> **Raw data**:

-.-.-

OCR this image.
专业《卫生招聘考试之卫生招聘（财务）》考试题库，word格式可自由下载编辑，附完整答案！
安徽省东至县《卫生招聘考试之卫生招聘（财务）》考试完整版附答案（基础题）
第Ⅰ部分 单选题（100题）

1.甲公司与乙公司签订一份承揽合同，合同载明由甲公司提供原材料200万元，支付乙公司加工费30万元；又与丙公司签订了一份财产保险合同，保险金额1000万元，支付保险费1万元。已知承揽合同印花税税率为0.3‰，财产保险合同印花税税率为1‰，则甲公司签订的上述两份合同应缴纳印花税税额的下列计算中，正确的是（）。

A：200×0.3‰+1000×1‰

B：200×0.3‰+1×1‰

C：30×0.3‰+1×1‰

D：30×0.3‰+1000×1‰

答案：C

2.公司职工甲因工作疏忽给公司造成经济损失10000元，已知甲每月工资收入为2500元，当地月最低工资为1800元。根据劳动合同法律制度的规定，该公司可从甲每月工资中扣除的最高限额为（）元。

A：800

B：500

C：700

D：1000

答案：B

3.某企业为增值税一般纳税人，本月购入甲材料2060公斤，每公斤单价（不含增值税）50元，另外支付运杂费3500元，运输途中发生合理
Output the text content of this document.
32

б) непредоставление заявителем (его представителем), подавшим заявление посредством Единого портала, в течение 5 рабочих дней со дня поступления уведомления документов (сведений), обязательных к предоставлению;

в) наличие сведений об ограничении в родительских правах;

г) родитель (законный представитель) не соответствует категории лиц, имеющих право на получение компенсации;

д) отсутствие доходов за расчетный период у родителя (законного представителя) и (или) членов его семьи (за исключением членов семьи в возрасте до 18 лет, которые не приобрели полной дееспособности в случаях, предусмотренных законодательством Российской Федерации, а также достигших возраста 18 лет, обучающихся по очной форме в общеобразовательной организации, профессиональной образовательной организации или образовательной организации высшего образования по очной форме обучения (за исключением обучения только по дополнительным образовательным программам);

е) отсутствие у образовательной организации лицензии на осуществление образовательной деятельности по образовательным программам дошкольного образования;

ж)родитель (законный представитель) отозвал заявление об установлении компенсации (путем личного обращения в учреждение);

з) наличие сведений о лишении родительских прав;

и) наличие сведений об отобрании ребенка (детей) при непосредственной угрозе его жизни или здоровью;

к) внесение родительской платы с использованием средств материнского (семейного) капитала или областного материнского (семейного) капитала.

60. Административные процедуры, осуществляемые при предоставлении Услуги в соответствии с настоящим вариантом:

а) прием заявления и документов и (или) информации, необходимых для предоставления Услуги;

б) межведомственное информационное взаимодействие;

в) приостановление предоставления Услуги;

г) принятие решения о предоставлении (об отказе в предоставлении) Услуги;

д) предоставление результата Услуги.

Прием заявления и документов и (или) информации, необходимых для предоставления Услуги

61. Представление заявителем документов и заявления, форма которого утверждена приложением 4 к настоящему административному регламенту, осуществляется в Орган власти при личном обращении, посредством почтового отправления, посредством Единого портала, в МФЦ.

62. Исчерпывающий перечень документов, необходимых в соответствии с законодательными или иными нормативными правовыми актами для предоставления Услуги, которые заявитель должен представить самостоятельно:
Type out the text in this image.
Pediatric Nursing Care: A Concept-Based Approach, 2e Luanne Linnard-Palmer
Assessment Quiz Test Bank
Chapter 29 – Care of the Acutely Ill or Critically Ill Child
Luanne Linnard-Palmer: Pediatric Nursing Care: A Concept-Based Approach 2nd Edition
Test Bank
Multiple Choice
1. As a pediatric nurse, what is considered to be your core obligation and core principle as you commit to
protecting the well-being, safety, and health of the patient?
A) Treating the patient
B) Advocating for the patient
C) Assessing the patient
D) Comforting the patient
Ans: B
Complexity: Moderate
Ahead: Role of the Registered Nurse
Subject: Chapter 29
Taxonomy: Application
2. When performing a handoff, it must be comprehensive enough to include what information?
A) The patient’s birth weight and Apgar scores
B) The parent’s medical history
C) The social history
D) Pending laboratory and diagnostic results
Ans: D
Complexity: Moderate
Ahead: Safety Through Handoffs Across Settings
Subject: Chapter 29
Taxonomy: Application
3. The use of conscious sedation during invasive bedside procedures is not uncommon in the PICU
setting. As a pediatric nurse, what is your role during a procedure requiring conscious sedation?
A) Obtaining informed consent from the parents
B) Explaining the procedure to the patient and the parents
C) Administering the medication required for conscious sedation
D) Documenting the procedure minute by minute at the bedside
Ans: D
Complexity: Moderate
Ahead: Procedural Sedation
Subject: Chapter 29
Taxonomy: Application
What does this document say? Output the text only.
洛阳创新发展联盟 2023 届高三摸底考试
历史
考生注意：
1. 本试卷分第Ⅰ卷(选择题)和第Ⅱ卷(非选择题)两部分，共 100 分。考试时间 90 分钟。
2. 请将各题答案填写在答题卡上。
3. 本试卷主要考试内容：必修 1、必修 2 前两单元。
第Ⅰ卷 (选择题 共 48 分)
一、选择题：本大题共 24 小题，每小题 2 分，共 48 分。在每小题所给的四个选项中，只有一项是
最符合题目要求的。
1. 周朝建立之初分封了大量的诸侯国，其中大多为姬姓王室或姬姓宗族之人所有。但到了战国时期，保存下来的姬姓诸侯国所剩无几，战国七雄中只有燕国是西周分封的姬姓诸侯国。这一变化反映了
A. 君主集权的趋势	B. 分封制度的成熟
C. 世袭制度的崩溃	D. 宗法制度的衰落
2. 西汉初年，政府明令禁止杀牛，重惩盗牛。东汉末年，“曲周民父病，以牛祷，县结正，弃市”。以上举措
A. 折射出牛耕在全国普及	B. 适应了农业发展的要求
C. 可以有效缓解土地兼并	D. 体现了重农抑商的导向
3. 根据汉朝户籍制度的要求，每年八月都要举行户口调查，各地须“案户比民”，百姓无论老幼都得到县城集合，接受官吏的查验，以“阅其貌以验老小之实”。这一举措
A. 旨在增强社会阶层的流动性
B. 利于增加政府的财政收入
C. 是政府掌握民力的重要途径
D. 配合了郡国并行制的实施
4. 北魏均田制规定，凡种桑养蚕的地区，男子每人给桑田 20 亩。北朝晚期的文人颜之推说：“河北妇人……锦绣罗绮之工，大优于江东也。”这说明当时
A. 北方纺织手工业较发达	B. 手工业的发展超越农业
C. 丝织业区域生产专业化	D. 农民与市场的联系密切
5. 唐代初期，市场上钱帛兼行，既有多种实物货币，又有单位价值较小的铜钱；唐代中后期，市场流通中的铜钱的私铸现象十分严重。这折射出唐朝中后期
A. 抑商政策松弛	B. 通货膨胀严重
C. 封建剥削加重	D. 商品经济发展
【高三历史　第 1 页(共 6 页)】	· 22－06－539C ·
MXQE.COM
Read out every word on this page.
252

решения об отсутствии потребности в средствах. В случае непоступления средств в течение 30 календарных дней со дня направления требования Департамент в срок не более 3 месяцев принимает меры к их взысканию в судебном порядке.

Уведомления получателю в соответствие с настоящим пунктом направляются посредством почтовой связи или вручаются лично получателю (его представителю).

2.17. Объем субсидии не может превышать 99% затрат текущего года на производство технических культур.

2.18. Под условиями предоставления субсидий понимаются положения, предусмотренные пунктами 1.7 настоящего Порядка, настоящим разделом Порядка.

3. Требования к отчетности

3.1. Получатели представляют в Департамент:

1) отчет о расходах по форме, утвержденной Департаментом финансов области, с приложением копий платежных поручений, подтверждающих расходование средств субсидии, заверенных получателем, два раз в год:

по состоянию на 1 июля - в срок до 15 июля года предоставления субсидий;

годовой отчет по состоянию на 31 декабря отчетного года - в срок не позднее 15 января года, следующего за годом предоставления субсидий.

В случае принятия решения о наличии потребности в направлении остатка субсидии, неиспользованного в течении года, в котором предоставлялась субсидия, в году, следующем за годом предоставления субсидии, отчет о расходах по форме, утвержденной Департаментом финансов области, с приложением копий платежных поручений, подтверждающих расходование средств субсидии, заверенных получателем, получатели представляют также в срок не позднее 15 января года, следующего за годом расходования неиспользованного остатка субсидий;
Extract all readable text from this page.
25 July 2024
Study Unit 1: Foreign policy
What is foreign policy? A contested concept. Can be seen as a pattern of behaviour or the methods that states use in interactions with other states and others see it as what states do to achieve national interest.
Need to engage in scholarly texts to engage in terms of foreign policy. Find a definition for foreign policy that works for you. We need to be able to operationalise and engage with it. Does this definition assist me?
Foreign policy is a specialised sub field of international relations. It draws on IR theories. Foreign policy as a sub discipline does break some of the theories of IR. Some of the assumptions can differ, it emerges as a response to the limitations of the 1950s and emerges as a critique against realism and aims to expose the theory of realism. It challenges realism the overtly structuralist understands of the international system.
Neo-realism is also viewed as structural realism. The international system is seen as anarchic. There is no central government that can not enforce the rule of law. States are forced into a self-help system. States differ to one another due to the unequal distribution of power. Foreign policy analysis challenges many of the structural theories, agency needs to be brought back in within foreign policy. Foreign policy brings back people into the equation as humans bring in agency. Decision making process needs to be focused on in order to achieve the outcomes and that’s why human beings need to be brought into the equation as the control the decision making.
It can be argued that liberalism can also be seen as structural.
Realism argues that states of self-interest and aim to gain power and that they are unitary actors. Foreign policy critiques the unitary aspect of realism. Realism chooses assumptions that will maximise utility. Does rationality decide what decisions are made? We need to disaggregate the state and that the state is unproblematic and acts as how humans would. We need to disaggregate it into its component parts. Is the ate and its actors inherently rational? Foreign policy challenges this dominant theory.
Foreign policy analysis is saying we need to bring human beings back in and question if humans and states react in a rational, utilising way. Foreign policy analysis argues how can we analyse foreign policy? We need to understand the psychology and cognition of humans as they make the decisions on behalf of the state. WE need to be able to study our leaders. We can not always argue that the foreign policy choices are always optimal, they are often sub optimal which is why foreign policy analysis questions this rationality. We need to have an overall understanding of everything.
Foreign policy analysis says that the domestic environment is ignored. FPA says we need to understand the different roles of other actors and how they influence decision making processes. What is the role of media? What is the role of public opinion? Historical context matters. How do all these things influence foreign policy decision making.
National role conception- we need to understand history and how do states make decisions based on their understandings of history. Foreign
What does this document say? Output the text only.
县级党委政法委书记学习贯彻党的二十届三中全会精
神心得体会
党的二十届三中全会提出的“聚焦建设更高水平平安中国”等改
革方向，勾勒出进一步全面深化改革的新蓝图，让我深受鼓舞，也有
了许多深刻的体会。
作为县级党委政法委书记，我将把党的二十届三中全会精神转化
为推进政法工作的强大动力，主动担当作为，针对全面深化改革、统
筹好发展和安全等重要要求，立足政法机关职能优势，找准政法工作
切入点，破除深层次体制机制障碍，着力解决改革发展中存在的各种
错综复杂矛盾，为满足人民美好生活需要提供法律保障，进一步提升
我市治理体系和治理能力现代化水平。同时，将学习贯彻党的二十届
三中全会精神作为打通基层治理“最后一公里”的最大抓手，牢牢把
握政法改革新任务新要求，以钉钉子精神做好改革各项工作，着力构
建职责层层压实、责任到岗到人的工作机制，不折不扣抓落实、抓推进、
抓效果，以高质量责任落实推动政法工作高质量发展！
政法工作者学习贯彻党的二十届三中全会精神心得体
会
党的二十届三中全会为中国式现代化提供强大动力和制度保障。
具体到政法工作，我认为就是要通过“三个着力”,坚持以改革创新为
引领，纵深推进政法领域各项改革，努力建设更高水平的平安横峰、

-.-.-

> **Task objective**:
From the records above, report the count of lines containing "page" and nothing more.

> **Exercise solution**:
2